** Begin Records for this task **

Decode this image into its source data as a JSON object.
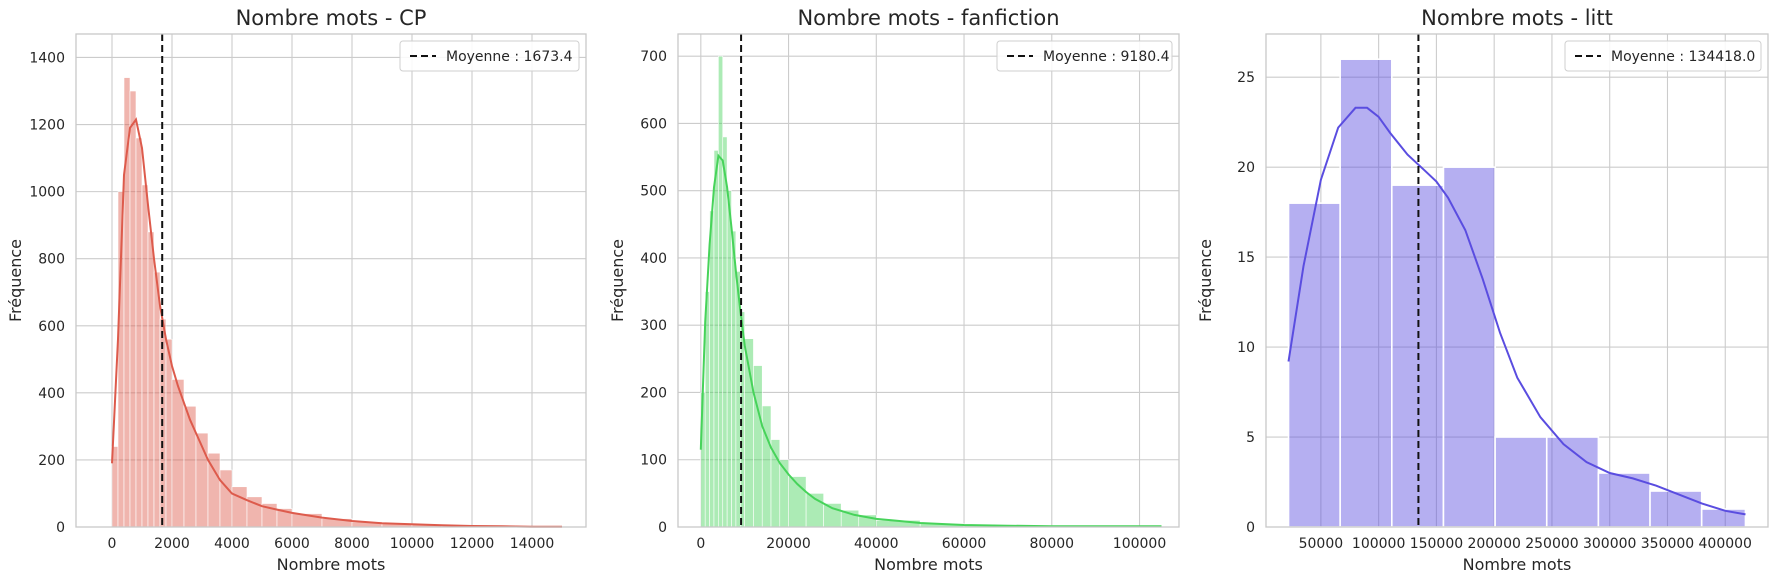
{
  "colors": {
    "CP": "#dd5b4c",
    "fanfiction": "#47d35a",
    "litt": "#5a4de0",
    "grid": "#cccccc",
    "mean_line": "#111111",
    "frame": "#c8c8c8"
  },
  "chart_data": [
    {
      "type": "bar",
      "title": "Nombre mots - CP",
      "xlabel": "Nombre mots",
      "ylabel": "Fréquence",
      "xlim": [
        -1200,
        15800
      ],
      "ylim": [
        0,
        1470
      ],
      "xticks": [
        0,
        2000,
        4000,
        6000,
        8000,
        10000,
        12000,
        14000
      ],
      "yticks": [
        0,
        200,
        400,
        600,
        800,
        1000,
        1200,
        1400
      ],
      "grid": true,
      "legend_position": "top-right",
      "legend": [
        "Moyenne : 1673.4"
      ],
      "mean": 1673.4,
      "color": "#dd5b4c",
      "bar_edges": [
        0,
        200,
        400,
        600,
        800,
        1000,
        1200,
        1400,
        1600,
        1800,
        2000,
        2400,
        2800,
        3200,
        3600,
        4000,
        4500,
        5000,
        5500,
        6000,
        7000,
        8000,
        9000,
        10000,
        11000,
        12000,
        13000,
        14000,
        15000
      ],
      "bar_values": [
        240,
        1000,
        1340,
        1300,
        1160,
        1020,
        880,
        760,
        620,
        560,
        440,
        360,
        280,
        220,
        170,
        120,
        90,
        70,
        55,
        40,
        25,
        15,
        10,
        8,
        5,
        3,
        2,
        1
      ],
      "kde": {
        "x": [
          0,
          200,
          400,
          600,
          800,
          1000,
          1200,
          1400,
          1600,
          1800,
          2000,
          2200,
          2400,
          2600,
          2800,
          3000,
          3200,
          3400,
          3600,
          3800,
          4000,
          4500,
          5000,
          5500,
          6000,
          7000,
          8000,
          9000,
          10000,
          11000,
          12000,
          13000,
          14000,
          15000
        ],
        "y": [
          190,
          560,
          1050,
          1190,
          1215,
          1130,
          960,
          800,
          660,
          560,
          480,
          420,
          370,
          320,
          280,
          240,
          200,
          170,
          140,
          120,
          100,
          80,
          62,
          52,
          42,
          28,
          18,
          11,
          8,
          5,
          3,
          2,
          1,
          1
        ]
      }
    },
    {
      "type": "bar",
      "title": "Nombre mots - fanfiction",
      "xlabel": "Nombre mots",
      "ylabel": "Fréquence",
      "xlim": [
        -5200,
        109000
      ],
      "ylim": [
        0,
        733
      ],
      "xticks": [
        0,
        20000,
        40000,
        60000,
        80000,
        100000
      ],
      "yticks": [
        0,
        100,
        200,
        300,
        400,
        500,
        600,
        700
      ],
      "grid": true,
      "legend_position": "top-right",
      "legend": [
        "Moyenne : 9180.4"
      ],
      "mean": 9180.4,
      "color": "#47d35a",
      "bar_edges": [
        0,
        1000,
        2000,
        3000,
        4000,
        5000,
        6000,
        7000,
        8000,
        9000,
        10000,
        12000,
        14000,
        16000,
        18000,
        20000,
        24000,
        28000,
        32000,
        36000,
        40000,
        50000,
        60000,
        70000,
        80000,
        90000,
        105000
      ],
      "bar_values": [
        200,
        350,
        470,
        560,
        700,
        580,
        500,
        440,
        380,
        320,
        280,
        240,
        180,
        130,
        100,
        75,
        50,
        35,
        25,
        18,
        10,
        5,
        3,
        2,
        1,
        1
      ],
      "kde": {
        "x": [
          0,
          1000,
          2000,
          3000,
          4000,
          5000,
          6000,
          7000,
          8000,
          9000,
          10000,
          12000,
          14000,
          16000,
          18000,
          20000,
          22000,
          24000,
          26000,
          28000,
          30000,
          35000,
          40000,
          45000,
          50000,
          60000,
          70000,
          80000,
          90000,
          100000,
          105000
        ],
        "y": [
          115,
          305,
          420,
          505,
          552,
          545,
          505,
          445,
          380,
          322,
          270,
          200,
          150,
          118,
          95,
          78,
          64,
          52,
          42,
          35,
          28,
          18,
          12,
          9,
          6,
          3,
          2,
          1,
          1,
          1,
          1
        ]
      }
    },
    {
      "type": "bar",
      "title": "Nombre mots - litt",
      "xlabel": "Nombre mots",
      "ylabel": "Fréquence",
      "xlim": [
        2500,
        437000
      ],
      "ylim": [
        0,
        27.4
      ],
      "xticks": [
        50000,
        100000,
        150000,
        200000,
        250000,
        300000,
        350000,
        400000
      ],
      "yticks": [
        0,
        5,
        10,
        15,
        20,
        25
      ],
      "grid": true,
      "legend_position": "top-right",
      "legend": [
        "Moyenne : 134418.0"
      ],
      "mean": 134418.0,
      "color": "#5a4de0",
      "bar_edges": [
        22000,
        66700,
        111400,
        156100,
        200800,
        245500,
        290200,
        334900,
        379600,
        417500
      ],
      "bar_values": [
        18,
        26,
        19,
        20,
        5,
        5,
        3,
        2,
        1
      ],
      "kde": {
        "x": [
          22000,
          35000,
          50000,
          65000,
          80000,
          90000,
          100000,
          110000,
          125000,
          140000,
          150000,
          160000,
          175000,
          190000,
          205000,
          220000,
          240000,
          260000,
          280000,
          300000,
          320000,
          340000,
          360000,
          380000,
          400000,
          417500
        ],
        "y": [
          9.2,
          14.5,
          19.3,
          22.2,
          23.3,
          23.3,
          22.8,
          21.9,
          20.7,
          19.8,
          19.2,
          18.3,
          16.5,
          13.8,
          10.8,
          8.3,
          6.1,
          4.6,
          3.6,
          3.0,
          2.7,
          2.3,
          1.8,
          1.3,
          0.9,
          0.7
        ]
      }
    }
  ]
}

** End Records for this task **

The request: Set down every record once more, word for word, without pictures.

Output of the exercise:
Decode this image into its source data as a JSON object.
{
  "colors": {
    "CP": "#dd5b4c",
    "fanfiction": "#47d35a",
    "litt": "#5a4de0",
    "grid": "#cccccc",
    "mean_line": "#111111",
    "frame": "#c8c8c8"
  },
  "chart_data": [
    {
      "type": "bar",
      "title": "Nombre mots - CP",
      "xlabel": "Nombre mots",
      "ylabel": "Fréquence",
      "xlim": [
        -1200,
        15800
      ],
      "ylim": [
        0,
        1470
      ],
      "xticks": [
        0,
        2000,
        4000,
        6000,
        8000,
        10000,
        12000,
        14000
      ],
      "yticks": [
        0,
        200,
        400,
        600,
        800,
        1000,
        1200,
        1400
      ],
      "grid": true,
      "legend_position": "top-right",
      "legend": [
        "Moyenne : 1673.4"
      ],
      "mean": 1673.4,
      "color": "#dd5b4c",
      "bar_edges": [
        0,
        200,
        400,
        600,
        800,
        1000,
        1200,
        1400,
        1600,
        1800,
        2000,
        2400,
        2800,
        3200,
        3600,
        4000,
        4500,
        5000,
        5500,
        6000,
        7000,
        8000,
        9000,
        10000,
        11000,
        12000,
        13000,
        14000,
        15000
      ],
      "bar_values": [
        240,
        1000,
        1340,
        1300,
        1160,
        1020,
        880,
        760,
        620,
        560,
        440,
        360,
        280,
        220,
        170,
        120,
        90,
        70,
        55,
        40,
        25,
        15,
        10,
        8,
        5,
        3,
        2,
        1
      ],
      "kde": {
        "x": [
          0,
          200,
          400,
          600,
          800,
          1000,
          1200,
          1400,
          1600,
          1800,
          2000,
          2200,
          2400,
          2600,
          2800,
          3000,
          3200,
          3400,
          3600,
          3800,
          4000,
          4500,
          5000,
          5500,
          6000,
          7000,
          8000,
          9000,
          10000,
          11000,
          12000,
          13000,
          14000,
          15000
        ],
        "y": [
          190,
          560,
          1050,
          1190,
          1215,
          1130,
          960,
          800,
          660,
          560,
          480,
          420,
          370,
          320,
          280,
          240,
          200,
          170,
          140,
          120,
          100,
          80,
          62,
          52,
          42,
          28,
          18,
          11,
          8,
          5,
          3,
          2,
          1,
          1
        ]
      }
    },
    {
      "type": "bar",
      "title": "Nombre mots - fanfiction",
      "xlabel": "Nombre mots",
      "ylabel": "Fréquence",
      "xlim": [
        -5200,
        109000
      ],
      "ylim": [
        0,
        733
      ],
      "xticks": [
        0,
        20000,
        40000,
        60000,
        80000,
        100000
      ],
      "yticks": [
        0,
        100,
        200,
        300,
        400,
        500,
        600,
        700
      ],
      "grid": true,
      "legend_position": "top-right",
      "legend": [
        "Moyenne : 9180.4"
      ],
      "mean": 9180.4,
      "color": "#47d35a",
      "bar_edges": [
        0,
        1000,
        2000,
        3000,
        4000,
        5000,
        6000,
        7000,
        8000,
        9000,
        10000,
        12000,
        14000,
        16000,
        18000,
        20000,
        24000,
        28000,
        32000,
        36000,
        40000,
        50000,
        60000,
        70000,
        80000,
        90000,
        105000
      ],
      "bar_values": [
        200,
        350,
        470,
        560,
        700,
        580,
        500,
        440,
        380,
        320,
        280,
        240,
        180,
        130,
        100,
        75,
        50,
        35,
        25,
        18,
        10,
        5,
        3,
        2,
        1,
        1
      ],
      "kde": {
        "x": [
          0,
          1000,
          2000,
          3000,
          4000,
          5000,
          6000,
          7000,
          8000,
          9000,
          10000,
          12000,
          14000,
          16000,
          18000,
          20000,
          22000,
          24000,
          26000,
          28000,
          30000,
          35000,
          40000,
          45000,
          50000,
          60000,
          70000,
          80000,
          90000,
          100000,
          105000
        ],
        "y": [
          115,
          305,
          420,
          505,
          552,
          545,
          505,
          445,
          380,
          322,
          270,
          200,
          150,
          118,
          95,
          78,
          64,
          52,
          42,
          35,
          28,
          18,
          12,
          9,
          6,
          3,
          2,
          1,
          1,
          1,
          1
        ]
      }
    },
    {
      "type": "bar",
      "title": "Nombre mots - litt",
      "xlabel": "Nombre mots",
      "ylabel": "Fréquence",
      "xlim": [
        2500,
        437000
      ],
      "ylim": [
        0,
        27.4
      ],
      "xticks": [
        50000,
        100000,
        150000,
        200000,
        250000,
        300000,
        350000,
        400000
      ],
      "yticks": [
        0,
        5,
        10,
        15,
        20,
        25
      ],
      "grid": true,
      "legend_position": "top-right",
      "legend": [
        "Moyenne : 134418.0"
      ],
      "mean": 134418.0,
      "color": "#5a4de0",
      "bar_edges": [
        22000,
        66700,
        111400,
        156100,
        200800,
        245500,
        290200,
        334900,
        379600,
        417500
      ],
      "bar_values": [
        18,
        26,
        19,
        20,
        5,
        5,
        3,
        2,
        1
      ],
      "kde": {
        "x": [
          22000,
          35000,
          50000,
          65000,
          80000,
          90000,
          100000,
          110000,
          125000,
          140000,
          150000,
          160000,
          175000,
          190000,
          205000,
          220000,
          240000,
          260000,
          280000,
          300000,
          320000,
          340000,
          360000,
          380000,
          400000,
          417500
        ],
        "y": [
          9.2,
          14.5,
          19.3,
          22.2,
          23.3,
          23.3,
          22.8,
          21.9,
          20.7,
          19.8,
          19.2,
          18.3,
          16.5,
          13.8,
          10.8,
          8.3,
          6.1,
          4.6,
          3.6,
          3.0,
          2.7,
          2.3,
          1.8,
          1.3,
          0.9,
          0.7
        ]
      }
    }
  ]
}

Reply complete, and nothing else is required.